■ TASK INSTRUCTIONS:
Copy out each line in the material below that has the word "American".

■ EXTRACTED ENTRIES:

+++++

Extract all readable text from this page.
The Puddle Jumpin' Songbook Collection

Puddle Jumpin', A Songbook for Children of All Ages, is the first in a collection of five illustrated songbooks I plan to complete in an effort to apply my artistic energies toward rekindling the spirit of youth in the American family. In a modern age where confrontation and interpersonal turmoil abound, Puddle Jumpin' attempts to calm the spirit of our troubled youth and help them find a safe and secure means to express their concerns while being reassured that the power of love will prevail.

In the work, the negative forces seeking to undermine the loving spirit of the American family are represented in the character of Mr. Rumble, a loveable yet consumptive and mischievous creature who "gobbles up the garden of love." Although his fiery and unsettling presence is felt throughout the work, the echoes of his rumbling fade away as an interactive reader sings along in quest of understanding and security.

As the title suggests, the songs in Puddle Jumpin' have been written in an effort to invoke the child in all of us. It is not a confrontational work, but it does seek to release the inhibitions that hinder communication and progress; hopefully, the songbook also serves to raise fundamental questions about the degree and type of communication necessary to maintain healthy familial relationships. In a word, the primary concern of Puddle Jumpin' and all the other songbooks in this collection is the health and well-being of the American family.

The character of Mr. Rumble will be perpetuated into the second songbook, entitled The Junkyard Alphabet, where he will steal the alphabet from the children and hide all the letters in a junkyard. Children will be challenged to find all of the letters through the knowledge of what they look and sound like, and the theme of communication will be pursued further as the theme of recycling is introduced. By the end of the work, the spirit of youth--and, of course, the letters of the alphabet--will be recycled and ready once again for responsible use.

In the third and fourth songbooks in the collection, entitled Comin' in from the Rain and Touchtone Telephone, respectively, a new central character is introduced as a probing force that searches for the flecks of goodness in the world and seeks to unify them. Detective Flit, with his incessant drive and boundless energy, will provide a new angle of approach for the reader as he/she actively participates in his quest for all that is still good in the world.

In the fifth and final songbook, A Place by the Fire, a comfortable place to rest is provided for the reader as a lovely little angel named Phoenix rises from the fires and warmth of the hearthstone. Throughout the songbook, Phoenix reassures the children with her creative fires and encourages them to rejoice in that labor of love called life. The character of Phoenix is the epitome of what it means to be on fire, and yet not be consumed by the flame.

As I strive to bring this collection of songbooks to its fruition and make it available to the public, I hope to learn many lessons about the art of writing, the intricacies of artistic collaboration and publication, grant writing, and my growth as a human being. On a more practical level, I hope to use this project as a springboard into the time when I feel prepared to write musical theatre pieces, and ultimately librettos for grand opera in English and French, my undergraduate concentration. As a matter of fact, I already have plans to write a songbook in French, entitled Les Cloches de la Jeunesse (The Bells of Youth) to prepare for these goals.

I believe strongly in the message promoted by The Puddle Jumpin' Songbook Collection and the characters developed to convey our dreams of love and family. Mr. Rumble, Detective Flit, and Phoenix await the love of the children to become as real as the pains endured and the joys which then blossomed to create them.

+++++

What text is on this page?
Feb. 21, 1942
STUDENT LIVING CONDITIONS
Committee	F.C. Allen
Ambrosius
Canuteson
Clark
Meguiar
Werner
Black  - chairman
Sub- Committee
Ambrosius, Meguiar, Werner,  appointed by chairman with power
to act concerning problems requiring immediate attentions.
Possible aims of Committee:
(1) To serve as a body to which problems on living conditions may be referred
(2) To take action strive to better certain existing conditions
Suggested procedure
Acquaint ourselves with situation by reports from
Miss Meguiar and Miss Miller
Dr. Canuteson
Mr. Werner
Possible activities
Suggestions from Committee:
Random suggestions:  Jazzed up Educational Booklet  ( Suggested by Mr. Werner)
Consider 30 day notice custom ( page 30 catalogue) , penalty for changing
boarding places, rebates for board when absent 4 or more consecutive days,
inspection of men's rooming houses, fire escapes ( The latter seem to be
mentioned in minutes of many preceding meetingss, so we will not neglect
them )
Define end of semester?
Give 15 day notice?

+++++

■ THE RESULT:
Puddle Jumpin', A Songbook for Children of All Ages, is the first in a collection of five illustrated songbooks I plan to complete in an effort to apply my artistic energies toward rekindling the spirit of youth in the American family. In a modern age where confrontation and interpersonal turmoil abound, Puddle Jumpin' attempts to calm the spirit of our troubled youth and help them find a safe and secure means to express their concerns while being reassured that the power of love will prevail.
In the work, the negative forces seeking to undermine the loving spirit of the American family are represented in the character of Mr. Rumble, a loveable yet consumptive and mischievous creature who "gobbles up the garden of love." Although his fiery and unsettling presence is felt throughout the work, the echoes of his rumbling fade away as an interactive reader sings along in quest of understanding and security.
As the title suggests, the songs in Puddle Jumpin' have been written in an effort to invoke the child in all of us. It is not a confrontational work, but it does seek to release the inhibitions that hinder communication and progress; hopefully, the songbook also serves to raise fundamental questions about the degree and type of communication necessary to maintain healthy familial relationships. In a word, the primary concern of Puddle Jumpin' and all the other songbooks in this collection is the health and well-being of the American family.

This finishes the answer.